→ **Activity**
Report each line from the listing that the string "agenda" appears in.
((
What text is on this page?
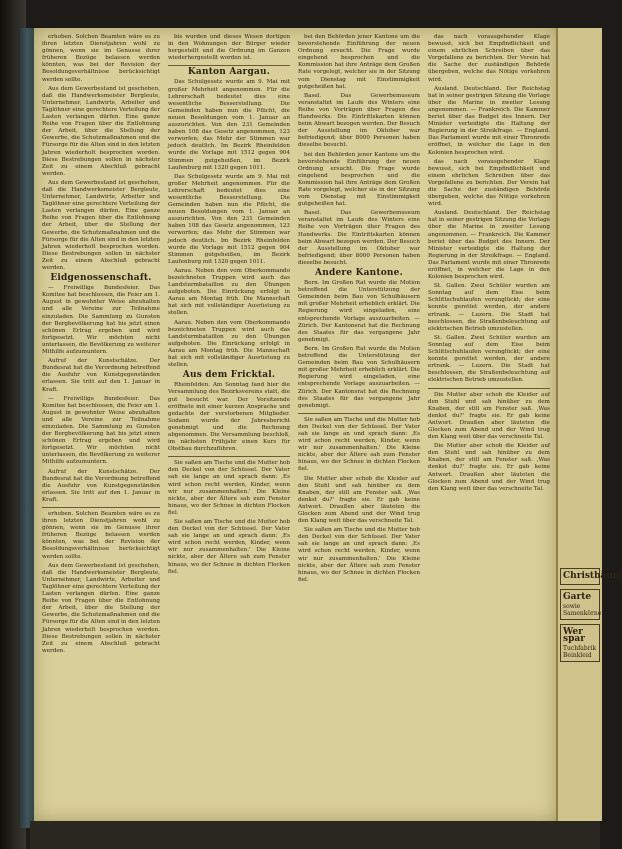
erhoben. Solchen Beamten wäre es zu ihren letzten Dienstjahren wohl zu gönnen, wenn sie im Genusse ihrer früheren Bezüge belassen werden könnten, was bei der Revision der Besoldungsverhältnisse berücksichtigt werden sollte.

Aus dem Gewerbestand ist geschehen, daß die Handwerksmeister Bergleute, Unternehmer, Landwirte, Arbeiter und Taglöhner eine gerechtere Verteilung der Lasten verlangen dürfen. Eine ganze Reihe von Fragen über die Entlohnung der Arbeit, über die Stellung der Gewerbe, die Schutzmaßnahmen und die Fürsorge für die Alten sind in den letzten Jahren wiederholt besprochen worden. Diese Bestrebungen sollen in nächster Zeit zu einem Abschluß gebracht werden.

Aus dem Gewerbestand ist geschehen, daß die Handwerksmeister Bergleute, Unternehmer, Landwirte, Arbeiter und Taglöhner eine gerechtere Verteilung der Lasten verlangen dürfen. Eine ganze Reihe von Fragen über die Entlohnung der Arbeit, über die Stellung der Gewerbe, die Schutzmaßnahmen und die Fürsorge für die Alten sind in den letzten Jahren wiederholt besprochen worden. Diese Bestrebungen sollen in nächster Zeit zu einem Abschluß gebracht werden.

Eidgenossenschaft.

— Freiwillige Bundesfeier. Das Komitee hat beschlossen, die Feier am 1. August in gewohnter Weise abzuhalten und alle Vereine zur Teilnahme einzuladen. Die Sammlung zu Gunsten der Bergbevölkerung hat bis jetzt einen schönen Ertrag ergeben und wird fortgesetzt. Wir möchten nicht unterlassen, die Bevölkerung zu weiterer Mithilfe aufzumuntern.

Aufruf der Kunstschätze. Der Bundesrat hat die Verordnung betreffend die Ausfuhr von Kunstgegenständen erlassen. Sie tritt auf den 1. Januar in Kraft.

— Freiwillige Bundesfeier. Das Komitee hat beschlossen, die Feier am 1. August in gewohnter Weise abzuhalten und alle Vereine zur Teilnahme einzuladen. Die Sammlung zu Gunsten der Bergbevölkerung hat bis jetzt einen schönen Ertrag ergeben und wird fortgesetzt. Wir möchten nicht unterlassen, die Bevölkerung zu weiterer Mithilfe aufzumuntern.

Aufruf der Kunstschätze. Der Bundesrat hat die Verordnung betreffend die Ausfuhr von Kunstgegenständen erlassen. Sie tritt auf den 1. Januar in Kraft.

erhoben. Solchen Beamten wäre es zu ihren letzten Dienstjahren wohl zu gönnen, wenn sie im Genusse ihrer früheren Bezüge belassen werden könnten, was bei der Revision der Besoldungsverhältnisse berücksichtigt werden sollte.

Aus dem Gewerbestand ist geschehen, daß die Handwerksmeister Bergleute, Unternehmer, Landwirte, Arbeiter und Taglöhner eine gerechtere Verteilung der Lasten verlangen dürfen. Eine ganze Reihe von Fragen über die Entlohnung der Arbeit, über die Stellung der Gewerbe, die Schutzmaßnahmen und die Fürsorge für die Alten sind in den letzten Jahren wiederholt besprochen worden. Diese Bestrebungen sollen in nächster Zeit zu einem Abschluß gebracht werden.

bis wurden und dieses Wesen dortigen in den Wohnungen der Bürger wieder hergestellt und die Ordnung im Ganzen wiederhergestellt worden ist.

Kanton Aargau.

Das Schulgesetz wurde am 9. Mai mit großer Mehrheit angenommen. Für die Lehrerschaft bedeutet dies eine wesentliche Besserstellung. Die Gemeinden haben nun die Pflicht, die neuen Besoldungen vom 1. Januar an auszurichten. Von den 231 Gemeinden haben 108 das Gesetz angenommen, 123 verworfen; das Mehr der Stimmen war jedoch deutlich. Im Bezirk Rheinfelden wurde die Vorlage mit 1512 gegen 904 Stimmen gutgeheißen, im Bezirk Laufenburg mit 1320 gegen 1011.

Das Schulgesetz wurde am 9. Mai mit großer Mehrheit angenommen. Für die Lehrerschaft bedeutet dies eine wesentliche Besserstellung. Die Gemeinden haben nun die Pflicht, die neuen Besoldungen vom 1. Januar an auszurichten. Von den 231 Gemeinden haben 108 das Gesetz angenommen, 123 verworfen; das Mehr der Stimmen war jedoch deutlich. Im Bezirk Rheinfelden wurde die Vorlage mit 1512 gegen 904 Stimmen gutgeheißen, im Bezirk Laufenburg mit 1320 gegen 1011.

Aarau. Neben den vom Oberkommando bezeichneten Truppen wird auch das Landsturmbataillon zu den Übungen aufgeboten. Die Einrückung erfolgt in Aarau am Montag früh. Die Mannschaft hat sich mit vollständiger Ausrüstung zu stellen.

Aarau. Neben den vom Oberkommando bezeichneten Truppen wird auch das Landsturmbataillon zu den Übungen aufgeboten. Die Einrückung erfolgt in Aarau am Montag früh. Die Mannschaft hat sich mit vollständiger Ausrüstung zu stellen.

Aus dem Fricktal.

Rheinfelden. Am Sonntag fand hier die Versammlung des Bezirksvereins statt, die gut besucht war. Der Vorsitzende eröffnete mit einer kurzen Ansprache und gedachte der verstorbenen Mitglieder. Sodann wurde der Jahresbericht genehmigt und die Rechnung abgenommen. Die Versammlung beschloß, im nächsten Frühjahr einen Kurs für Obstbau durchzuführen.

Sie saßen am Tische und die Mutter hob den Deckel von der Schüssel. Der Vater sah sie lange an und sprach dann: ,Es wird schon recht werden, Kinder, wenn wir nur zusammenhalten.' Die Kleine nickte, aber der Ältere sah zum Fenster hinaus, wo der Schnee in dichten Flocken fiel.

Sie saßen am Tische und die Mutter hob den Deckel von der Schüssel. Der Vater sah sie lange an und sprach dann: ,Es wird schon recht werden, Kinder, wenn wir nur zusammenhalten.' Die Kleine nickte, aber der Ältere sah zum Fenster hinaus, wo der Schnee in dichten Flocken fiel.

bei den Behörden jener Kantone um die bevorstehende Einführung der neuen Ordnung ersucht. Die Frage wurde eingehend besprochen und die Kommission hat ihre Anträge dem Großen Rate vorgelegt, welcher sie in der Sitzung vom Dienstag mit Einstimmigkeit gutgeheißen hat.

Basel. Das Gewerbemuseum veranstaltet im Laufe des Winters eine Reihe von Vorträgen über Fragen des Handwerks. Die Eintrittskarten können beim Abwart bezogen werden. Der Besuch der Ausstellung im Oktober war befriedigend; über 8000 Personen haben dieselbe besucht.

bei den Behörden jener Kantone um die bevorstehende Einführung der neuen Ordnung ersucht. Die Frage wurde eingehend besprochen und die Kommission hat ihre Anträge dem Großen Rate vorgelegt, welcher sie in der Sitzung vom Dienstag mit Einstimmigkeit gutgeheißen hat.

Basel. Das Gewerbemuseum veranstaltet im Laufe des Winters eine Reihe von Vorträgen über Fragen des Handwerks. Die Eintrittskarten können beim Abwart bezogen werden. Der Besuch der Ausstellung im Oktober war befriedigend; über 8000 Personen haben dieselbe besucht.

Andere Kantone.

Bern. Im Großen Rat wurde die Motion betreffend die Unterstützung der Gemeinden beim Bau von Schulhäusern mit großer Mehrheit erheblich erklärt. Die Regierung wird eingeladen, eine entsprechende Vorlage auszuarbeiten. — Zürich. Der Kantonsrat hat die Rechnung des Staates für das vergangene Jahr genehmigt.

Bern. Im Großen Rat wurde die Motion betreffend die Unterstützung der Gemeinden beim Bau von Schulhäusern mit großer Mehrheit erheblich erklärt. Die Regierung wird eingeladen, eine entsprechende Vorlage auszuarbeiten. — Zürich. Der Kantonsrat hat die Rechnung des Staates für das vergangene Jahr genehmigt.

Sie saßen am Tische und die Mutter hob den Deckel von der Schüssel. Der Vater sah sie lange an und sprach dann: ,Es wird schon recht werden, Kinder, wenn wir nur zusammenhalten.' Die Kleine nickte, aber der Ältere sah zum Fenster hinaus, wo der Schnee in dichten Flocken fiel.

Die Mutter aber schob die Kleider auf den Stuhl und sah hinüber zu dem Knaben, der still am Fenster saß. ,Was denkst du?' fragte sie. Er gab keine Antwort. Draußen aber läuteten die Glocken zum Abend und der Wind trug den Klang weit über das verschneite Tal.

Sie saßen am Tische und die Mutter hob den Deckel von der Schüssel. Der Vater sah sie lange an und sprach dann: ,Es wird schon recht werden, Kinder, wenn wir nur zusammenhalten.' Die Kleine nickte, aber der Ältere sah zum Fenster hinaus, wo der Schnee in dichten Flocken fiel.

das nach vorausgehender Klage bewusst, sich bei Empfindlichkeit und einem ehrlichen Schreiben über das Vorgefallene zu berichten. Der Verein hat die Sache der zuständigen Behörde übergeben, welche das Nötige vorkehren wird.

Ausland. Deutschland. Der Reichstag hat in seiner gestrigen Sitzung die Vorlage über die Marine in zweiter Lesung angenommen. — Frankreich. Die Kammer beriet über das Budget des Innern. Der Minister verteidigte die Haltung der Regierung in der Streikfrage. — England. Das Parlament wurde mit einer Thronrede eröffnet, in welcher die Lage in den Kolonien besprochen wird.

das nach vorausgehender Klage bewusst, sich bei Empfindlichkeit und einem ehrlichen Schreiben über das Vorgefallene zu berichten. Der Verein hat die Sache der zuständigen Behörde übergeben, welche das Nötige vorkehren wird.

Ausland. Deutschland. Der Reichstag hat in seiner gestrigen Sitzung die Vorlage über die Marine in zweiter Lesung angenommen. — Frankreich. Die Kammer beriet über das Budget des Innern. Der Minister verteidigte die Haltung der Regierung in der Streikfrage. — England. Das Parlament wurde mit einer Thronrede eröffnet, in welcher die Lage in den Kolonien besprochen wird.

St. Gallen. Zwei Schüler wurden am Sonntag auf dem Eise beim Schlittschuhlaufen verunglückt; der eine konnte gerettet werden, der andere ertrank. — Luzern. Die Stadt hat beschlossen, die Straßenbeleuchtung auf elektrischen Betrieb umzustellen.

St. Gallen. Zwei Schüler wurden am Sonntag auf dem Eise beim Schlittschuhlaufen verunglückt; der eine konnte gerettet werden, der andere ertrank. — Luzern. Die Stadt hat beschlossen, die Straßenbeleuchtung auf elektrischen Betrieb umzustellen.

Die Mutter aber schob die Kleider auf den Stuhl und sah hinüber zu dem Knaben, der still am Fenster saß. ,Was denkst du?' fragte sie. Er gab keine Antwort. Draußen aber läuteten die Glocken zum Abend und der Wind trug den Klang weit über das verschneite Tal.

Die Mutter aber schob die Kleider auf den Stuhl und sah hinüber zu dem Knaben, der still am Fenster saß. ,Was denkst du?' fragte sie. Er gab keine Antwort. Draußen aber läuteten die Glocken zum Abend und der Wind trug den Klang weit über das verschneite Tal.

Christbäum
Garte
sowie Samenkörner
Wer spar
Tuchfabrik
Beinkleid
))
((
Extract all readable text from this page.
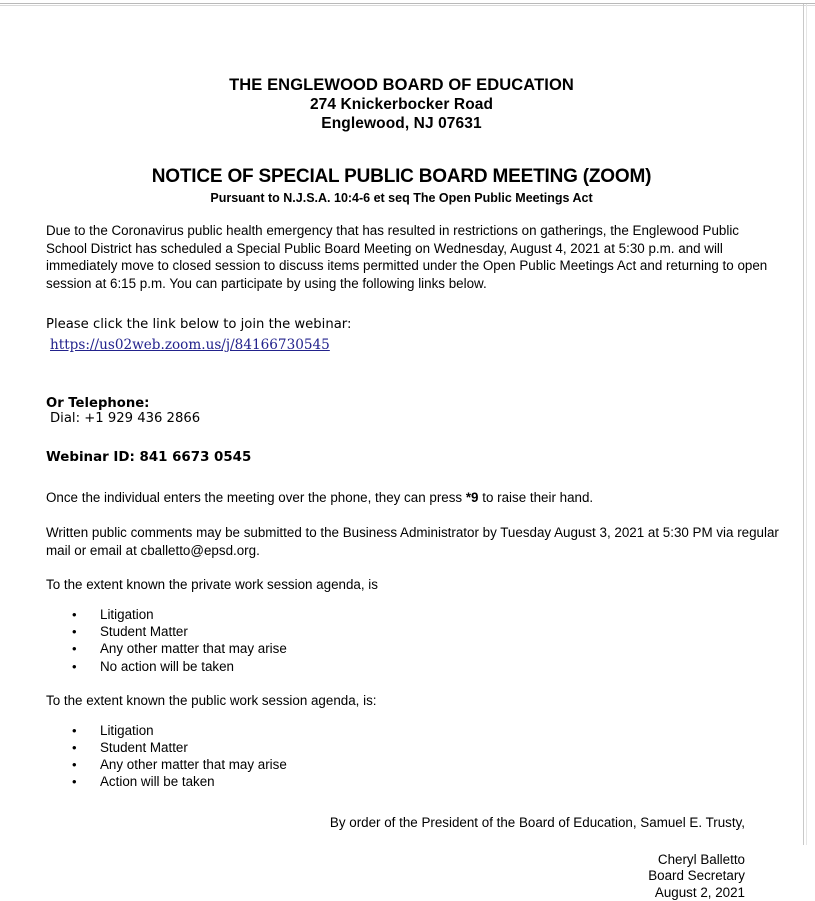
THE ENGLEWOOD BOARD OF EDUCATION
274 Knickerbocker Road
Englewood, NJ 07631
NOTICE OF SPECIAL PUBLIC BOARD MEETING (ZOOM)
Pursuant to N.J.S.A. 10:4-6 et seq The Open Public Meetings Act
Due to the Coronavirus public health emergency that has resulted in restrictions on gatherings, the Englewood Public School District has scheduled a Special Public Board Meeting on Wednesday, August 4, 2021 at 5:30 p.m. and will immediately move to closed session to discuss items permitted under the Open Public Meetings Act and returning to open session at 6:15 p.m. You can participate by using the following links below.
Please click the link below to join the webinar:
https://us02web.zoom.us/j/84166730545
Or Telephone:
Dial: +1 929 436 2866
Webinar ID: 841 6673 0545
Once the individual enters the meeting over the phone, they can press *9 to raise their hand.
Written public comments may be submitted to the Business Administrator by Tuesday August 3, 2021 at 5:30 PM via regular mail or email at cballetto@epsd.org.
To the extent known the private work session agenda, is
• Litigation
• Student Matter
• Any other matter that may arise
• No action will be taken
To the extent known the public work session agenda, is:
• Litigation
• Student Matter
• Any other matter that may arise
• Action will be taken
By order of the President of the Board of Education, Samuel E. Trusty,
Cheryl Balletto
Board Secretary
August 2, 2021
))
((
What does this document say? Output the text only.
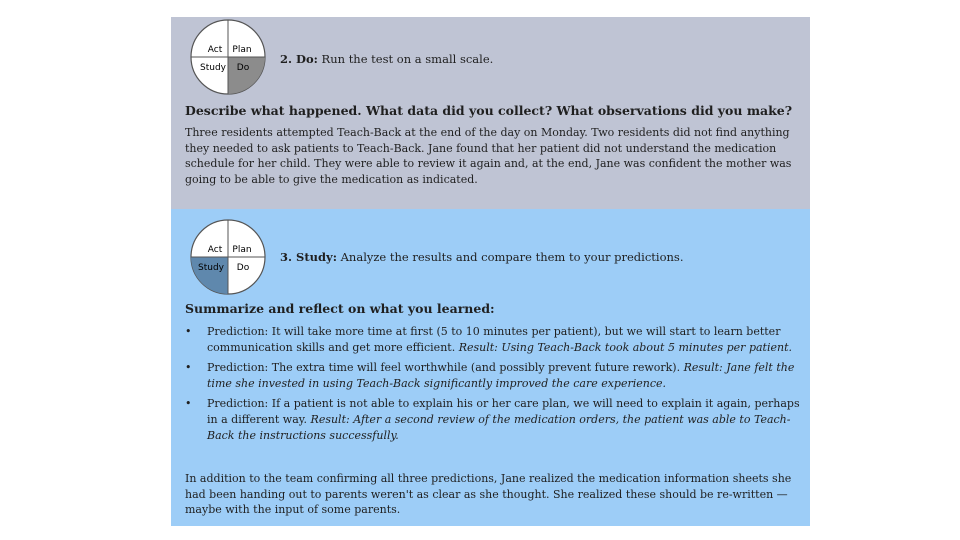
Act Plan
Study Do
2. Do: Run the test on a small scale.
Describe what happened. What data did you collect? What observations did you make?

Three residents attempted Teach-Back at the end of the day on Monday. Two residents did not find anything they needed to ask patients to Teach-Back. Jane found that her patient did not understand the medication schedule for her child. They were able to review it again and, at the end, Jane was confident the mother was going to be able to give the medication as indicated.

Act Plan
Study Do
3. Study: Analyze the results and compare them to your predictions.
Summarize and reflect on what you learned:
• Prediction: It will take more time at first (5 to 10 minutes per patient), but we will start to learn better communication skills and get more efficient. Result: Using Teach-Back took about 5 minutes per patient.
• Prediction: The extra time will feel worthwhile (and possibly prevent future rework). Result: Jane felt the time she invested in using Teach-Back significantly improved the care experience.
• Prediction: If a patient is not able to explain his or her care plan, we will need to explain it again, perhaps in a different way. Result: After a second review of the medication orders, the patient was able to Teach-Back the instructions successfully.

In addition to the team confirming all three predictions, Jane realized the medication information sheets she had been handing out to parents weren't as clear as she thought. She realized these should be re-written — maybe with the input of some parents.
))
→ **Answer section**
To the extent known the private work session agenda, is
To the extent known the public work session agenda, is:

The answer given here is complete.